このコマンドを実行すると、全てのパスが表示されます。最初からrailsは多くのパスが用意されていますし、実装が進むと全てのパスを見るのが辛くなります。ある程度文字で絞るとよいです。
rails routes | grep api
とすることでapiの文字を含むもののみに限定されるので、効率がいいです
api_v1_user GET /api/v1/user(.:format) api/v1/users#show
このようなパスが追加されていることが確認できていれば成功です
パス名について
api/v1/**
となるようにパス名を設定しました。
v1はversion1の意味です。
apiのバージョン管理のためにv1をパスに入れています。これはapiを作成するときによく使われるものです。
apiをいろんなアプリケーションに展開していて、既存のapiをアップデートしてレスポンスや必要なパラメータが変化したときにapiの仕様が急に変わってしまうとそのapiを使って動作しているアプリケーション全体に大きな影響を及ぼしてしまいます。そのため、apiのアップデートが行われるときはバージョンで分割して古いバージョンのものを残すことでアップデートのインパクトを抑えることに用いられます。
controllerの作成
コントローラを作成します。
以前作成したコントローラの親クラスはrailsがデフォルトで用意してくれていたApplicationControllerが用いられていました。(backend/app/controllers/users_controller.rb参照)

::::

課題の内容 - 上の原文を、一字も変えずに最初から最後まで書き写してください。

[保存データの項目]
::::

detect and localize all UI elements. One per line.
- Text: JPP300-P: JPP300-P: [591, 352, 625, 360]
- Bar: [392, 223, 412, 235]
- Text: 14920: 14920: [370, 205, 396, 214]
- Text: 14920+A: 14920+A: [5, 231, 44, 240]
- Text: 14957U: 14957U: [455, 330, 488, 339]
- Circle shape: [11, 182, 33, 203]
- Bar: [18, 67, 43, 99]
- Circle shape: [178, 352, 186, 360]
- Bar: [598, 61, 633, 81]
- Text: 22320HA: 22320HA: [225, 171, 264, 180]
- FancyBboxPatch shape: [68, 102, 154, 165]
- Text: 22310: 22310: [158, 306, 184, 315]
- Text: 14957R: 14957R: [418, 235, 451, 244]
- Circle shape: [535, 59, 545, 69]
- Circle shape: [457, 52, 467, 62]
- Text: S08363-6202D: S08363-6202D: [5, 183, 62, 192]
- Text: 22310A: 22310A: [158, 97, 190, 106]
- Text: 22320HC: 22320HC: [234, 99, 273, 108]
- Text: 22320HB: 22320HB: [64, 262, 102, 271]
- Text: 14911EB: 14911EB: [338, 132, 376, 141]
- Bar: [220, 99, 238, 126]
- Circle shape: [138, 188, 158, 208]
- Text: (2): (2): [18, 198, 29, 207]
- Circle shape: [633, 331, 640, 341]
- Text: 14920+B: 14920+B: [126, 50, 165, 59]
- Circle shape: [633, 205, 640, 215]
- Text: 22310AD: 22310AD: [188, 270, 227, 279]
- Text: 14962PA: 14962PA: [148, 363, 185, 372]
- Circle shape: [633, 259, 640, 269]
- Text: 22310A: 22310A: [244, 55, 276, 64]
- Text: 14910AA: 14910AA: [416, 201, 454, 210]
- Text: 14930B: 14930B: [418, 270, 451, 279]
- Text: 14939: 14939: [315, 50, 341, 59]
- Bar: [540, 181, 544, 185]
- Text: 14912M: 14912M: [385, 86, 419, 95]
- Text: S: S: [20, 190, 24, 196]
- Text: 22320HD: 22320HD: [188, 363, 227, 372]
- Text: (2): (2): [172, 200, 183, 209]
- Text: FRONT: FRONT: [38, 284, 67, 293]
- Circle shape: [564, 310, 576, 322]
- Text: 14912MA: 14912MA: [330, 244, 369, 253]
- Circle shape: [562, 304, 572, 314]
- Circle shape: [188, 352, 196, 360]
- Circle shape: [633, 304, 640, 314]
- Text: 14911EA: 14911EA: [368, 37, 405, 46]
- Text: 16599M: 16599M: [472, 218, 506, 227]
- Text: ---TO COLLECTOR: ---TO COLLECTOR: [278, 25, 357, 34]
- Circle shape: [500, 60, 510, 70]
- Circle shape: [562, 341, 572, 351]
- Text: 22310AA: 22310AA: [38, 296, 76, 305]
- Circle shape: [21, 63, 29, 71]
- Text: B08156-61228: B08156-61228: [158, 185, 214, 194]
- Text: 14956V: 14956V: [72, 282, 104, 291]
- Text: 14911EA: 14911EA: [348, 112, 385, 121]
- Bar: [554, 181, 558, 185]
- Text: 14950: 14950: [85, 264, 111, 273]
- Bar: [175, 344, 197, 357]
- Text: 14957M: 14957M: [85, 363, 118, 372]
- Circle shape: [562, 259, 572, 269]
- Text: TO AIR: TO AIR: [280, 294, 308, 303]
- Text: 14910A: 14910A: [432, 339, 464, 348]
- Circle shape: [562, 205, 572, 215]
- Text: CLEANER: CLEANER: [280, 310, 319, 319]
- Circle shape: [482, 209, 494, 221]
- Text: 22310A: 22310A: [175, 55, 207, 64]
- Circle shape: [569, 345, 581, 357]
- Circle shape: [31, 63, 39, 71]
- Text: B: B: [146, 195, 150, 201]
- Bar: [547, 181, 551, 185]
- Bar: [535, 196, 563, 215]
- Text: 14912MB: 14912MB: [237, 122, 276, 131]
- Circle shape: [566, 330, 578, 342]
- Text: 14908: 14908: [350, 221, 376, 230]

::::

解答欄 -
このコマンドを実行すると、全てのパスが表示されます。最初からrailsは多くのパスが用意されていますし、実装が進むと全てのパスを見るのが辛くなります。ある程度文字で絞るとよいです。
rails routes | grep api
とすることでapiの文字を含むもののみに限定されるので、効率がいいです
api_v1_user GET /api/v1/user(.:format) api/v1/users#show
このようなパスが追加されていることが確認できていれば成功です
パス名について
api/v1/**
となるようにパス名を設定しました。
v1はversion1の意味です。
apiのバージョン管理のためにv1をパスに入れています。これはapiを作成するときによく使われるものです。
apiをいろんなアプリケーションに展開していて、既存のapiをアップデートしてレスポンスや必要なパラメータが変化したときにapiの仕様が急に変わってしまうとそのapiを使って動作しているアプリケーション全体に大きな影響を及ぼしてしまいます。そのため、apiのアップデートが行われるときはバージョンで分割して古いバージョンのものを残すことでアップデートのインパクトを抑えることに用いられます。
controllerの作成
コントローラを作成します。
以前作成したコントローラの親クラスはrailsがデフォルトで用意してくれていたApplicationControllerが用いられていました。(backend/app/controllers/users_controller.rb参照)